Stored entries
----
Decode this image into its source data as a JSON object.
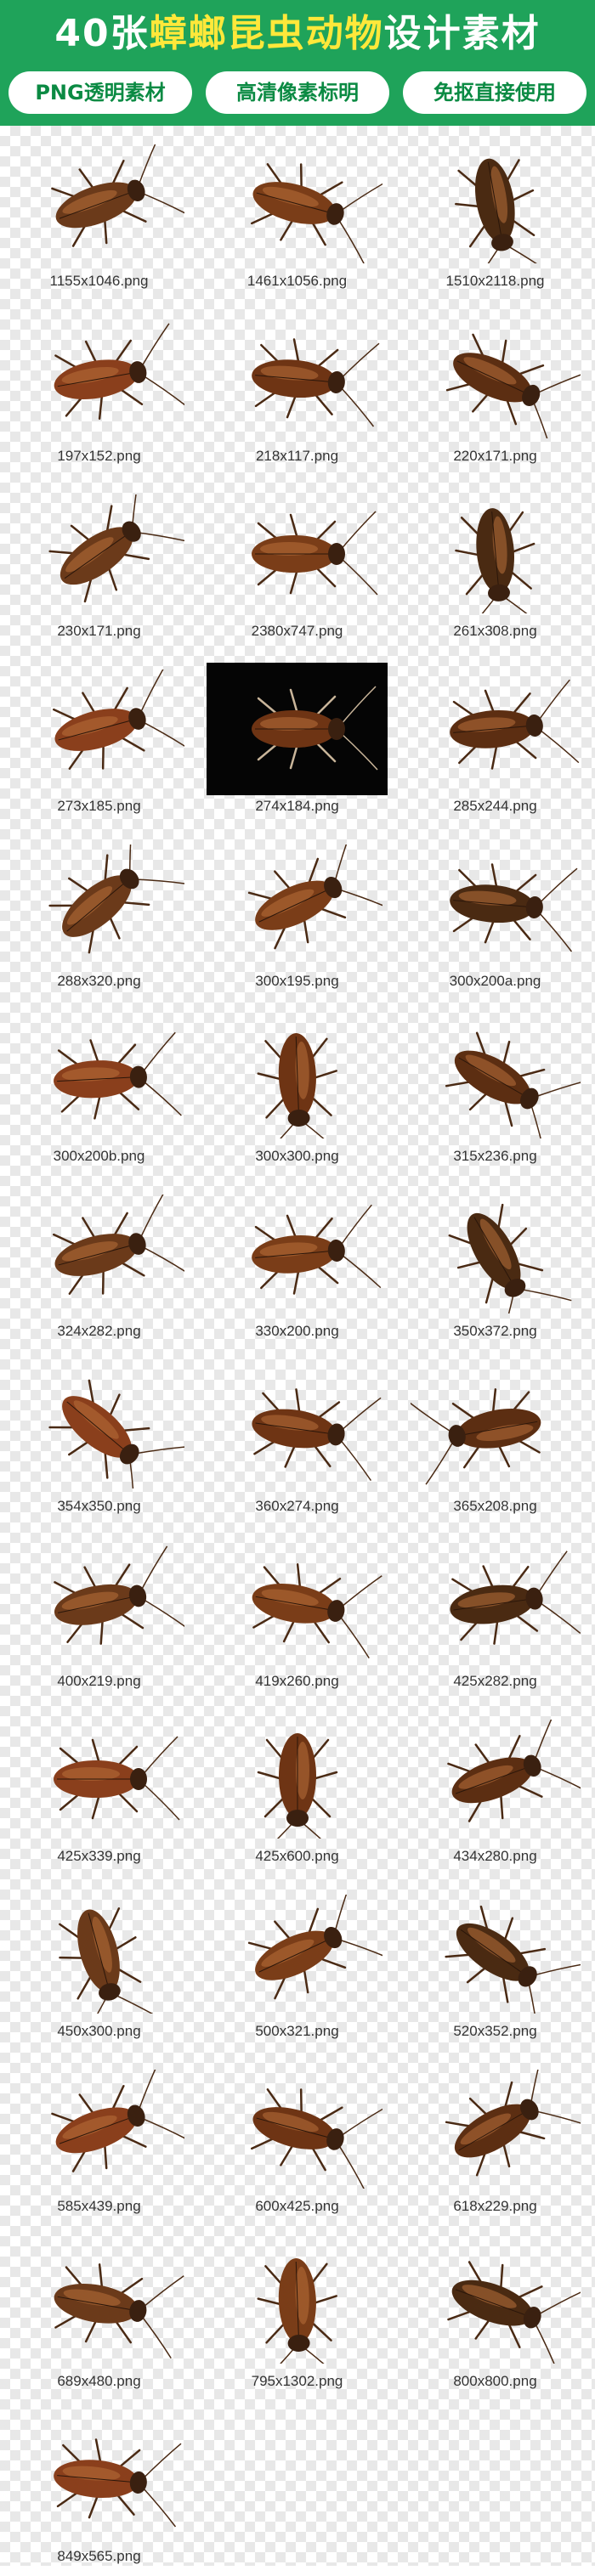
{
  "header": {
    "title_count": "40张",
    "title_main": "蟑螂昆虫动物",
    "title_suffix": "设计素材",
    "badges": [
      "PNG透明素材",
      "高清像素标明",
      "免抠直接使用"
    ]
  },
  "colors": {
    "header_green": "#1fa35a",
    "accent_yellow": "#ffe83a",
    "badge_text": "#0b8a43"
  },
  "items": [
    {
      "label": "1155x1046.png",
      "icon": "cockroach-icon"
    },
    {
      "label": "1461x1056.png",
      "icon": "cockroach-icon"
    },
    {
      "label": "1510x2118.png",
      "icon": "cockroach-icon"
    },
    {
      "label": "197x152.png",
      "icon": "cockroach-icon"
    },
    {
      "label": "218x117.png",
      "icon": "cockroach-icon"
    },
    {
      "label": "220x171.png",
      "icon": "cockroach-icon"
    },
    {
      "label": "230x171.png",
      "icon": "cockroach-icon"
    },
    {
      "label": "2380x747.png",
      "icon": "cockroach-icon"
    },
    {
      "label": "261x308.png",
      "icon": "cockroach-icon"
    },
    {
      "label": "273x185.png",
      "icon": "cockroach-icon"
    },
    {
      "label": "274x184.png",
      "icon": "cockroach-icon",
      "dark": true
    },
    {
      "label": "285x244.png",
      "icon": "cockroach-icon"
    },
    {
      "label": "288x320.png",
      "icon": "cockroach-icon"
    },
    {
      "label": "300x195.png",
      "icon": "cockroach-icon"
    },
    {
      "label": "300x200a.png",
      "icon": "cockroach-icon"
    },
    {
      "label": "300x200b.png",
      "icon": "cockroach-icon"
    },
    {
      "label": "300x300.png",
      "icon": "cockroach-icon"
    },
    {
      "label": "315x236.png",
      "icon": "cockroach-icon"
    },
    {
      "label": "324x282.png",
      "icon": "cockroach-icon"
    },
    {
      "label": "330x200.png",
      "icon": "cockroach-icon"
    },
    {
      "label": "350x372.png",
      "icon": "cockroach-icon"
    },
    {
      "label": "354x350.png",
      "icon": "cockroach-icon"
    },
    {
      "label": "360x274.png",
      "icon": "cockroach-icon"
    },
    {
      "label": "365x208.png",
      "icon": "cockroach-icon"
    },
    {
      "label": "400x219.png",
      "icon": "cockroach-icon"
    },
    {
      "label": "419x260.png",
      "icon": "cockroach-icon"
    },
    {
      "label": "425x282.png",
      "icon": "cockroach-icon"
    },
    {
      "label": "425x339.png",
      "icon": "cockroach-icon"
    },
    {
      "label": "425x600.png",
      "icon": "cockroach-icon"
    },
    {
      "label": "434x280.png",
      "icon": "cockroach-icon"
    },
    {
      "label": "450x300.png",
      "icon": "cockroach-icon"
    },
    {
      "label": "500x321.png",
      "icon": "cockroach-icon"
    },
    {
      "label": "520x352.png",
      "icon": "cockroach-icon"
    },
    {
      "label": "585x439.png",
      "icon": "cockroach-icon"
    },
    {
      "label": "600x425.png",
      "icon": "cockroach-icon"
    },
    {
      "label": "618x229.png",
      "icon": "cockroach-icon"
    },
    {
      "label": "689x480.png",
      "icon": "cockroach-icon"
    },
    {
      "label": "795x1302.png",
      "icon": "cockroach-icon"
    },
    {
      "label": "800x800.png",
      "icon": "cockroach-icon"
    },
    {
      "label": "849x565.png",
      "icon": "cockroach-icon"
    }
  ]
}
----
Retype each entry precisely. Skip images entirely.

**THE REPLY:**
Decode this image into its source data as a JSON object.
{
  "header": {
    "title_count": "40张",
    "title_main": "蟑螂昆虫动物",
    "title_suffix": "设计素材",
    "badges": [
      "PNG透明素材",
      "高清像素标明",
      "免抠直接使用"
    ]
  },
  "colors": {
    "header_green": "#1fa35a",
    "accent_yellow": "#ffe83a",
    "badge_text": "#0b8a43"
  },
  "items": [
    {
      "label": "1155x1046.png",
      "icon": "cockroach-icon"
    },
    {
      "label": "1461x1056.png",
      "icon": "cockroach-icon"
    },
    {
      "label": "1510x2118.png",
      "icon": "cockroach-icon"
    },
    {
      "label": "197x152.png",
      "icon": "cockroach-icon"
    },
    {
      "label": "218x117.png",
      "icon": "cockroach-icon"
    },
    {
      "label": "220x171.png",
      "icon": "cockroach-icon"
    },
    {
      "label": "230x171.png",
      "icon": "cockroach-icon"
    },
    {
      "label": "2380x747.png",
      "icon": "cockroach-icon"
    },
    {
      "label": "261x308.png",
      "icon": "cockroach-icon"
    },
    {
      "label": "273x185.png",
      "icon": "cockroach-icon"
    },
    {
      "label": "274x184.png",
      "icon": "cockroach-icon",
      "dark": true
    },
    {
      "label": "285x244.png",
      "icon": "cockroach-icon"
    },
    {
      "label": "288x320.png",
      "icon": "cockroach-icon"
    },
    {
      "label": "300x195.png",
      "icon": "cockroach-icon"
    },
    {
      "label": "300x200a.png",
      "icon": "cockroach-icon"
    },
    {
      "label": "300x200b.png",
      "icon": "cockroach-icon"
    },
    {
      "label": "300x300.png",
      "icon": "cockroach-icon"
    },
    {
      "label": "315x236.png",
      "icon": "cockroach-icon"
    },
    {
      "label": "324x282.png",
      "icon": "cockroach-icon"
    },
    {
      "label": "330x200.png",
      "icon": "cockroach-icon"
    },
    {
      "label": "350x372.png",
      "icon": "cockroach-icon"
    },
    {
      "label": "354x350.png",
      "icon": "cockroach-icon"
    },
    {
      "label": "360x274.png",
      "icon": "cockroach-icon"
    },
    {
      "label": "365x208.png",
      "icon": "cockroach-icon"
    },
    {
      "label": "400x219.png",
      "icon": "cockroach-icon"
    },
    {
      "label": "419x260.png",
      "icon": "cockroach-icon"
    },
    {
      "label": "425x282.png",
      "icon": "cockroach-icon"
    },
    {
      "label": "425x339.png",
      "icon": "cockroach-icon"
    },
    {
      "label": "425x600.png",
      "icon": "cockroach-icon"
    },
    {
      "label": "434x280.png",
      "icon": "cockroach-icon"
    },
    {
      "label": "450x300.png",
      "icon": "cockroach-icon"
    },
    {
      "label": "500x321.png",
      "icon": "cockroach-icon"
    },
    {
      "label": "520x352.png",
      "icon": "cockroach-icon"
    },
    {
      "label": "585x439.png",
      "icon": "cockroach-icon"
    },
    {
      "label": "600x425.png",
      "icon": "cockroach-icon"
    },
    {
      "label": "618x229.png",
      "icon": "cockroach-icon"
    },
    {
      "label": "689x480.png",
      "icon": "cockroach-icon"
    },
    {
      "label": "795x1302.png",
      "icon": "cockroach-icon"
    },
    {
      "label": "800x800.png",
      "icon": "cockroach-icon"
    },
    {
      "label": "849x565.png",
      "icon": "cockroach-icon"
    }
  ]
}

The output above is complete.